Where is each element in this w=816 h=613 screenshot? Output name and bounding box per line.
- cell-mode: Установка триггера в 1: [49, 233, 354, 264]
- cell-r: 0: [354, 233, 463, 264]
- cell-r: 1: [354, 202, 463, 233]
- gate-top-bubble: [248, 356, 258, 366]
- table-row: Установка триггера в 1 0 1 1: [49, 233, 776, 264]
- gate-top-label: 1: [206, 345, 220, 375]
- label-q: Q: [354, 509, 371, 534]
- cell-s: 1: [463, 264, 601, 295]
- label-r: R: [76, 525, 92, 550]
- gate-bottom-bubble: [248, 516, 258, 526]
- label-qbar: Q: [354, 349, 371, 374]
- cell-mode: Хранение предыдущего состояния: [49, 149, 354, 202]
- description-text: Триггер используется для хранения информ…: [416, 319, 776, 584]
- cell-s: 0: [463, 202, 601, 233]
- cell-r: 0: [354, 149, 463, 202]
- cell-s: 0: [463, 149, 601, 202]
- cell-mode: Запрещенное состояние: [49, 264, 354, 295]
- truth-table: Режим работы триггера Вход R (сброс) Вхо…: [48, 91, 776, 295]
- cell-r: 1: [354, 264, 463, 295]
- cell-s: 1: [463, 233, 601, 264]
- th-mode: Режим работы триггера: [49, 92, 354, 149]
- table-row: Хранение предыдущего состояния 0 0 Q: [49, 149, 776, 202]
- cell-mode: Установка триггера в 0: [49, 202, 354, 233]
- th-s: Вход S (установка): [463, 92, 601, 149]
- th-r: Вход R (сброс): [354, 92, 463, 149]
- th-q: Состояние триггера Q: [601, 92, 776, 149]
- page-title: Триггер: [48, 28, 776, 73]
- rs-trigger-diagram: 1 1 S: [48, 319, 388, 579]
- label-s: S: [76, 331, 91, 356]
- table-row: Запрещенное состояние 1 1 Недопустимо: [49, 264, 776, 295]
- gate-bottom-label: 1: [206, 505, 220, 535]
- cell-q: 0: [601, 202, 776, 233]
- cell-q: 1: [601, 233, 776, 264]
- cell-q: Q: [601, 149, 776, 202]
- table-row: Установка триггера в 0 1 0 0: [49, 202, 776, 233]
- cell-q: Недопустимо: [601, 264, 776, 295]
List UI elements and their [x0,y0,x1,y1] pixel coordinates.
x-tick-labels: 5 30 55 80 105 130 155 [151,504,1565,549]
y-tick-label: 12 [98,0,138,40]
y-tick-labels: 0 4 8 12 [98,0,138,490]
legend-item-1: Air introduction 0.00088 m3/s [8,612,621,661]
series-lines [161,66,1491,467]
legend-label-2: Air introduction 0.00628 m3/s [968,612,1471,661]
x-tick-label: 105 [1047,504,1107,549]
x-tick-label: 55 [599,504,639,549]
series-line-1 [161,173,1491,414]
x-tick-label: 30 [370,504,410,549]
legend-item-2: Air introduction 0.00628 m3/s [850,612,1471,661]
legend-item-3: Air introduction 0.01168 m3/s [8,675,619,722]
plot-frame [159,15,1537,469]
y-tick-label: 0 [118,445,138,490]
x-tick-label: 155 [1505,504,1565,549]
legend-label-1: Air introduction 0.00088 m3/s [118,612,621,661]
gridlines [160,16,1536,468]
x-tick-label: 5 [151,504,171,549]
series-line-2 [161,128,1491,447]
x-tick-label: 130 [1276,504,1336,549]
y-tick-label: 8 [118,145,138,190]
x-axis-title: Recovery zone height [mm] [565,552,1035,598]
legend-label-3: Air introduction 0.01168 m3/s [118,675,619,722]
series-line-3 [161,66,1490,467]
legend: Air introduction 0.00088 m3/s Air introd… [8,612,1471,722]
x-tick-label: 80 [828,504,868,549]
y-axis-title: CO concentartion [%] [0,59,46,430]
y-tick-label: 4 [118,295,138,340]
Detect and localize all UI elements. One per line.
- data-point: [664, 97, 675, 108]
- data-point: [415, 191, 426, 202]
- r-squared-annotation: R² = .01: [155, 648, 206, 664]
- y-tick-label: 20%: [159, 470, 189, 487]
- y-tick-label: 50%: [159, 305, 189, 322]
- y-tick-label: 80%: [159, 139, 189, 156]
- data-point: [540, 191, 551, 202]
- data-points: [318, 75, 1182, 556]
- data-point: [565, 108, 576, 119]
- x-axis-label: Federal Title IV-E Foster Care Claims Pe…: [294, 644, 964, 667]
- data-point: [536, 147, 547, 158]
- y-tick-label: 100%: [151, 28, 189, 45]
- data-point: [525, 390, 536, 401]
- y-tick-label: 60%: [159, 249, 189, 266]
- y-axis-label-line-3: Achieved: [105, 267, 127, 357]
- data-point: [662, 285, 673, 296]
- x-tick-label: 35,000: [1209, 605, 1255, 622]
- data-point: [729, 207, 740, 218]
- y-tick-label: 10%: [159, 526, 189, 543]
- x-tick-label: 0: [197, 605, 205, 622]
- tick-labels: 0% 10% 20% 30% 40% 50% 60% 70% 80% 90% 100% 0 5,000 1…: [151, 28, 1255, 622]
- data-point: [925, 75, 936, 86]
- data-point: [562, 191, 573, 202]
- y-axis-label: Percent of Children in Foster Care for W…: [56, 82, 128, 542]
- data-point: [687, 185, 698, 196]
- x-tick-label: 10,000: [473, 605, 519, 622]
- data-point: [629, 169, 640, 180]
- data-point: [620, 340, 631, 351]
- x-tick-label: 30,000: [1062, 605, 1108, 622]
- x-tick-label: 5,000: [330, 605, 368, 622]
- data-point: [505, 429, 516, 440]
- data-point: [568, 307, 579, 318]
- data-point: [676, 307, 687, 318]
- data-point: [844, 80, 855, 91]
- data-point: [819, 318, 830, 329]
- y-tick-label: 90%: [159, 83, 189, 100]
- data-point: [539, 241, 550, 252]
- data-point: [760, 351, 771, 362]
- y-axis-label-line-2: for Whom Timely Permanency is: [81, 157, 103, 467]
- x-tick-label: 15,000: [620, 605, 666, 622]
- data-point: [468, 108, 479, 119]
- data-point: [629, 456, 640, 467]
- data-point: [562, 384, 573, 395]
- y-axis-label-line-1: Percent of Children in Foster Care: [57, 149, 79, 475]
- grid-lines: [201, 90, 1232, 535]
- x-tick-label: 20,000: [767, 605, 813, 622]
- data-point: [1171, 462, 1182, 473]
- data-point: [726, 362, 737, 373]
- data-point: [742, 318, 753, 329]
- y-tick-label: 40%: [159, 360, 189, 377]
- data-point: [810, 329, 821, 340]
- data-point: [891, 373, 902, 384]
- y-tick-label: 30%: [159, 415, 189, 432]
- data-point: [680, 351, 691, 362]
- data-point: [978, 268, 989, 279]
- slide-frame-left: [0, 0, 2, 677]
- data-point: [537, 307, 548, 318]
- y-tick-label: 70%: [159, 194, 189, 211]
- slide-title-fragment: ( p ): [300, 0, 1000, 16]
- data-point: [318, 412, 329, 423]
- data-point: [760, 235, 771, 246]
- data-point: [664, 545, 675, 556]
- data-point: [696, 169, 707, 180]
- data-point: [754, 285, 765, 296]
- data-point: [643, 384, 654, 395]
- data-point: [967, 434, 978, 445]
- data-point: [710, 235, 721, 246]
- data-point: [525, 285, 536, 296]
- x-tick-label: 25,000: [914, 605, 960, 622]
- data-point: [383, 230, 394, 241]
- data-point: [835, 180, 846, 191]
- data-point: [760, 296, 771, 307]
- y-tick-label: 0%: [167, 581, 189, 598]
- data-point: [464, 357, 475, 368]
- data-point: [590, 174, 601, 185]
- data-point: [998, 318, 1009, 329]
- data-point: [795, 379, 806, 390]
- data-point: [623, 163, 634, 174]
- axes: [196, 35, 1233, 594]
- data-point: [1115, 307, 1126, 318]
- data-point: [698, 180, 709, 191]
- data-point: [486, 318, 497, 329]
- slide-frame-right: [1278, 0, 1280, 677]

::::::::::

从记录的第一行起，逐字照抄到含有“- cell-s: 0: [463, 202, 601, 233]”的那一行为止，首尾两行都要包括。

▸ **练习答案**
Where is each element in this w=816 h=613 screenshot? Output name and bounding box per line.
- cell-mode: Установка триггера в 1: [49, 233, 354, 264]
- cell-r: 0: [354, 233, 463, 264]
- cell-r: 1: [354, 202, 463, 233]
- gate-top-bubble: [248, 356, 258, 366]
- table-row: Установка триггера в 1 0 1 1: [49, 233, 776, 264]
- gate-top-label: 1: [206, 345, 220, 375]
- label-q: Q: [354, 509, 371, 534]
- cell-s: 1: [463, 264, 601, 295]
- label-r: R: [76, 525, 92, 550]
- gate-bottom-bubble: [248, 516, 258, 526]
- label-qbar: Q: [354, 349, 371, 374]
- cell-mode: Хранение предыдущего состояния: [49, 149, 354, 202]
- description-text: Триггер используется для хранения информ…: [416, 319, 776, 584]
- cell-s: 0: [463, 202, 601, 233]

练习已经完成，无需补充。